▸ **Task to complete**: Return each line that holds the word "screenshot".

▸ **Provided material**:
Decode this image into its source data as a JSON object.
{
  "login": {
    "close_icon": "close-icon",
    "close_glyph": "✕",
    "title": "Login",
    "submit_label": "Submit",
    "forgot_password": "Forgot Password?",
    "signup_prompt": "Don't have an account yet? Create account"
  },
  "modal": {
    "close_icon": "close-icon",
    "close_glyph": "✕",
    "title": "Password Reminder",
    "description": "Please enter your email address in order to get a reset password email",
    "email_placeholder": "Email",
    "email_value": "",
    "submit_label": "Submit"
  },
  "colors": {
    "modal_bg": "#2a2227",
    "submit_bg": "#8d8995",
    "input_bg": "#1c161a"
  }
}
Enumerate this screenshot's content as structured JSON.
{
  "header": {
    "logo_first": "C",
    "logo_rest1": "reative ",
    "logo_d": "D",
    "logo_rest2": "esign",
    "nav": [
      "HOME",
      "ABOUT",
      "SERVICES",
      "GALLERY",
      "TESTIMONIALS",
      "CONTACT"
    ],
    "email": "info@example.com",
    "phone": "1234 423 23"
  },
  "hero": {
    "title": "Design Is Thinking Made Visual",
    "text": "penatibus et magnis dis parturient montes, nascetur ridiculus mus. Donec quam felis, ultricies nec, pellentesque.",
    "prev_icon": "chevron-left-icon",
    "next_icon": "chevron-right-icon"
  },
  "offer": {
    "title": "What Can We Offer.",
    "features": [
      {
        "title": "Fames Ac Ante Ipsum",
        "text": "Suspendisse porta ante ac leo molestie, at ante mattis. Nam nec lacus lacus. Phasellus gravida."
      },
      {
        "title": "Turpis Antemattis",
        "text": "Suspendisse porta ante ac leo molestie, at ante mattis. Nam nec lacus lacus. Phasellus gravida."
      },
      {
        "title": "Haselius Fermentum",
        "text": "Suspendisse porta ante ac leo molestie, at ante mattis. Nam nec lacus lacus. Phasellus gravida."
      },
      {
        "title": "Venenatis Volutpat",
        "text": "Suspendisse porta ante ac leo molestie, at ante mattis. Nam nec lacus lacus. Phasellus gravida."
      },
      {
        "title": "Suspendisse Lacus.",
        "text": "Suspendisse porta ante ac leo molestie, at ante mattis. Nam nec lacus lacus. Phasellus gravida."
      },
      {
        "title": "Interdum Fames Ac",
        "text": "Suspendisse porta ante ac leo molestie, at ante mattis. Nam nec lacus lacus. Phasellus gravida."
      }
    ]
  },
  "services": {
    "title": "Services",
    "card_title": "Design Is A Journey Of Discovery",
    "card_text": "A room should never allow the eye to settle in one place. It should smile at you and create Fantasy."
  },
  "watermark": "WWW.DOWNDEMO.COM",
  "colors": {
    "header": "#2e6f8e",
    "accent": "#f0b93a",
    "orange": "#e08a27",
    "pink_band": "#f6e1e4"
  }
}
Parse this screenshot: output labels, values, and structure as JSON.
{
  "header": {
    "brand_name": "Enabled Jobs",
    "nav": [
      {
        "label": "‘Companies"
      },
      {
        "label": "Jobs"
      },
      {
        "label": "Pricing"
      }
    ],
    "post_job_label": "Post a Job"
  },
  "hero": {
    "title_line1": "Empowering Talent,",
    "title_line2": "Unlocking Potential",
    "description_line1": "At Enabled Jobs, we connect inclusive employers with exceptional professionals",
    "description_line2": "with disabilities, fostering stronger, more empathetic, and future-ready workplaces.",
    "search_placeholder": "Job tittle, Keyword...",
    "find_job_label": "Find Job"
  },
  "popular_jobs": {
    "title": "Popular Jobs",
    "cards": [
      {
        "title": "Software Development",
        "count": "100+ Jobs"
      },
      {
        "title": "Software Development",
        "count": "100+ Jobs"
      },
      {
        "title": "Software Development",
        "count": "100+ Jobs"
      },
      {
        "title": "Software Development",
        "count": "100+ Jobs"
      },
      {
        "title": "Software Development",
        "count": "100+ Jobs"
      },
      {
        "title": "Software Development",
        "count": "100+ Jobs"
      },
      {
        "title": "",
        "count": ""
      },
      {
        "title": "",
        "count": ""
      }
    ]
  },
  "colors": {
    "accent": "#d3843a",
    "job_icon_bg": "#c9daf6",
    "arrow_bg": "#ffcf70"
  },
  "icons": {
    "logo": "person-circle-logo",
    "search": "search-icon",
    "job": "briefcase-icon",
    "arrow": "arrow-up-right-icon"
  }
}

▸ **Result of this task**:
Enumerate this screenshot's content as structured JSON.
Parse this screenshot: output labels, values, and structure as JSON.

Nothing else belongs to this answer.